> **WORK INSTRUCTION A**
In the InvertibleNetworks.jl description, which authors and year are credited with the invertible recursive coupling layer HINT?
> **WORK INSTRUCTION B**
Continue the InvertibleNetworks.jl description from where it stops.

:: GIVEN TEXT

Documentation | Build Status | JOSS paper |
---|---|---|
Building blocks for invertible neural networks in the Julia programming language.
- Memory efficient building blocks for invertible neural networks
- Hand-derived gradients, Jacobians
$J$ , and$\log |J|$ - Flux integration
- Support for Zygote and ChainRules
- GPU support
- Includes various examples of invertible neural networks, normalizing flows, variational inference, and uncertainty quantification
InvertibleNetworks is registered and can be added like any standard Julia package with the command:
] add InvertibleNetworks
Due to its memory scaling InvertibleNetworks.jl, has been particularily successful at Bayesian posterior sampling with simulation-based inference. To get started with this application refer to a simple example (Conditional sampling for MNSIT inpainting) but feel free to modify this script for your application and please reach out to us for help.
-
1x1 Convolutions using Householder transformations (example)
-
Residual block (example)
-
Invertible coupling layer from Dinh et al. (2017) (example)
-
Invertible hyperbolic layer from Lensink et al. (2019) (example)
-
Invertible coupling layer from Putzky and Welling (2019) (example)
-
Invertible recursive coupling layer HINT from Kruse et al. (2020) (example)
-
Activation normalization (Kingma and Dhariwal, 2018) (example)
-
Various activation functions (Sigmoid, ReLU, leaky ReLU, GaLU)
-
Objective and misfit functions (mean squared error, log-likelihood)
-
Dimensionality manipulation: squeeze/unsqueeze (column, patch, checkerboard), split/cat
-
Squeeze/unsqueeze using the wavelet transform
-
Invertible recurrent inference machines (Putzky and Welling, 2019) (generic example)
-
Generative models with maximum likelihood via the change of variable formula (example)

::::
:: DATASET CONTENT

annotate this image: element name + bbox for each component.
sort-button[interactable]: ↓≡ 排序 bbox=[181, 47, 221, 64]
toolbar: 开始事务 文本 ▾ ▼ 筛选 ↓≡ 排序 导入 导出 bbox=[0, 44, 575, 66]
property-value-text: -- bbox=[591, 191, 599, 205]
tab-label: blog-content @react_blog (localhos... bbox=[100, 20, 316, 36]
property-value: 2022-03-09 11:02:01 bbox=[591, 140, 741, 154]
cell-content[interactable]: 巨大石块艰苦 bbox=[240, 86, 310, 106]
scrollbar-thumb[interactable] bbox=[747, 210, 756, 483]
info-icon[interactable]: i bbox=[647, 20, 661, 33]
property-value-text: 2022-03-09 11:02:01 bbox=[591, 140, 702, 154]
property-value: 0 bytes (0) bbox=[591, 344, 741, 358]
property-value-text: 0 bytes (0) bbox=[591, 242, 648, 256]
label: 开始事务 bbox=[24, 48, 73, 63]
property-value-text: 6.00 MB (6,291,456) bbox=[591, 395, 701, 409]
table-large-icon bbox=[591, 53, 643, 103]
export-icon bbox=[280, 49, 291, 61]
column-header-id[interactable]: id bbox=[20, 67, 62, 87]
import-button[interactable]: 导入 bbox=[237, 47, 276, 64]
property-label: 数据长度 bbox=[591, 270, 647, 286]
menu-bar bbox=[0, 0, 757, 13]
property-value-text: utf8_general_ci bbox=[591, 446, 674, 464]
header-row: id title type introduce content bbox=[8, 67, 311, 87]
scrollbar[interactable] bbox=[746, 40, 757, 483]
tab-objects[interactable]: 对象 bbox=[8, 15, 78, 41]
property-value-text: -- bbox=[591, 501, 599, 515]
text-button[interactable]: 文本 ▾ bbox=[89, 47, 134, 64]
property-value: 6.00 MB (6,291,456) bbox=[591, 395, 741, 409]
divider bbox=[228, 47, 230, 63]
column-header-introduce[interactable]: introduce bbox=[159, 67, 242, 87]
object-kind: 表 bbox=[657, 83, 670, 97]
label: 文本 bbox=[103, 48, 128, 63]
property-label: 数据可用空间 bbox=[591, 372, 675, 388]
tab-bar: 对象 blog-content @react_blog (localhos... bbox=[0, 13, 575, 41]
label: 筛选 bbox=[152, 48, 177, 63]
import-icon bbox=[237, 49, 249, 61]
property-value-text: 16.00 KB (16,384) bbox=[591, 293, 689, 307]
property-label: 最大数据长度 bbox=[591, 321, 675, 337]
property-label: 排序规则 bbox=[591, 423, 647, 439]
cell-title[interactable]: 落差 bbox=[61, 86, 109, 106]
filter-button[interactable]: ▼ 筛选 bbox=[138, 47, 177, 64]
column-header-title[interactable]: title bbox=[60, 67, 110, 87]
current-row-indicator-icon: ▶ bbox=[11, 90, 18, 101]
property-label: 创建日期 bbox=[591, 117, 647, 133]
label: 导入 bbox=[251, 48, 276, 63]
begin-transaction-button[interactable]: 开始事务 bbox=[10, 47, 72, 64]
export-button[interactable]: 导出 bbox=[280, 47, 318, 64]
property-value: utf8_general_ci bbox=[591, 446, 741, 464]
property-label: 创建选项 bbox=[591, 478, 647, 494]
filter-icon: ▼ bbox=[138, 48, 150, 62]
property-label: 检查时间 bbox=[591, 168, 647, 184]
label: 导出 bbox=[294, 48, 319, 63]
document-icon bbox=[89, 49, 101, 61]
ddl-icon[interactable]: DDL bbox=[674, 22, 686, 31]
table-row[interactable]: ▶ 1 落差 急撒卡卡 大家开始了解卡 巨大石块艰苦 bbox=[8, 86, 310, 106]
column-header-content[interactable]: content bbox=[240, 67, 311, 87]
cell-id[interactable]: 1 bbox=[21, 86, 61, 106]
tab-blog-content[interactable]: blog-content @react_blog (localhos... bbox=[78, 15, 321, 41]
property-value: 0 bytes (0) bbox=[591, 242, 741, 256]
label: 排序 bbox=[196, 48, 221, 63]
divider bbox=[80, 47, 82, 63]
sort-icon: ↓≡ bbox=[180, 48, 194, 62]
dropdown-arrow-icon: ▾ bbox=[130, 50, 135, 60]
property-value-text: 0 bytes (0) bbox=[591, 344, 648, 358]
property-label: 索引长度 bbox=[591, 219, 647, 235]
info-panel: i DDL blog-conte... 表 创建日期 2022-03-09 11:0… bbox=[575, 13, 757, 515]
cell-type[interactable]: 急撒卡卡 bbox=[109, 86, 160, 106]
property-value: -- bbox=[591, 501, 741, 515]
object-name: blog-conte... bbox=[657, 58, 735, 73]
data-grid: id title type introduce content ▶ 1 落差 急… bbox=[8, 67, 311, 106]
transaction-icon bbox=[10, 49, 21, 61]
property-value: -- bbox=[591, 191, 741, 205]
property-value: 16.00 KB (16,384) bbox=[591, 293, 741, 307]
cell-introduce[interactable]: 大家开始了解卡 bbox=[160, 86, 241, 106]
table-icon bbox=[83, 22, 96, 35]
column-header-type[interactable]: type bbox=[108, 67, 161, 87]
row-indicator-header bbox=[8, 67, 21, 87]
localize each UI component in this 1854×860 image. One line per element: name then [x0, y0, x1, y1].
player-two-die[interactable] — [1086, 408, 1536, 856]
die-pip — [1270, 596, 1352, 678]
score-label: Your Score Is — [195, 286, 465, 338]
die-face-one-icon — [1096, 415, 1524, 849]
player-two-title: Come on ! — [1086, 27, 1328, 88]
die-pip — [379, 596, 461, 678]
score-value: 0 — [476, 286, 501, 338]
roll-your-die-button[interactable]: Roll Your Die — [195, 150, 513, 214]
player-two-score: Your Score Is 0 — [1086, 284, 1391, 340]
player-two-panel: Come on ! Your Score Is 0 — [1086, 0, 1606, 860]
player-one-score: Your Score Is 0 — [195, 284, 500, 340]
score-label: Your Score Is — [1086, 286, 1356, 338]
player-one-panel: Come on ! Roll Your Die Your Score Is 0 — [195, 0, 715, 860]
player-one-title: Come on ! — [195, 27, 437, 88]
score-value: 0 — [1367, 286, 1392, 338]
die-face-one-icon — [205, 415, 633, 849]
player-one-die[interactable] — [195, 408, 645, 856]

::::

> **TASK RESULT A**
Kruse et al. (2020)

> **TASK RESULT B**
-
Glow: Generative flow with invertible 1x1 convolutions (Kingma and Dhariwal, 2018) (generic example, source)
GPU support is supported via Flux/CuArray. To use the GPU, move the input and the network layer to GPU via |> gpu
using InvertibleNetworks, Flux
# Input
nx = 64
ny = 64
k = 10
batchsize = 4
# Input image: nx x ny x k x batchsize
X = randn(Float32, nx, ny, k, batchsize) |> gpu
# Activation normalization
AN = ActNorm(k; logdet=true) |> gpu
# Test invertibility
Y_, logdet = AN.forward(X)
If you use InvertibleNetworks.jl in your research, we would be grateful if you cite us with the following bibtex:
@article{Orozco2024, doi = {10.21105/joss.06554}, url = {https://doi.org/10.21105/joss.06554}, year = {2024}, publisher = {The Open Journal}, volume = {9}, number = {99}, pages = {6554}, author = {Rafael Orozco and Philipp Witte and Mathias Louboutin and Ali Siahkoohi and Gabrio Rizzuti and Bas Peters and Felix J. Herrmann}, title = {InvertibleNetworks.jl: A Julia package for scalable normalizing flows}, journal = {Journal of Open Source Software} }
The following publications use InvertibleNetworks.jl:
-
"Reliable amortized variational inference with physics-based latent distribution correction"
- paper: https://arxiv.org/abs/2207.11640
- presentation
- code: ReliableAVI.jl
-
"Learning by example: fast reliability-aware seismic imaging with normalizing flows"
-
- paper
- code: WavefieldRecoveryUQ.jl
-
"Preconditioned training of normalizing flows for variational inference in inverse problems"
-
"Generalized Minkowski sets for the regularization of inverse problems"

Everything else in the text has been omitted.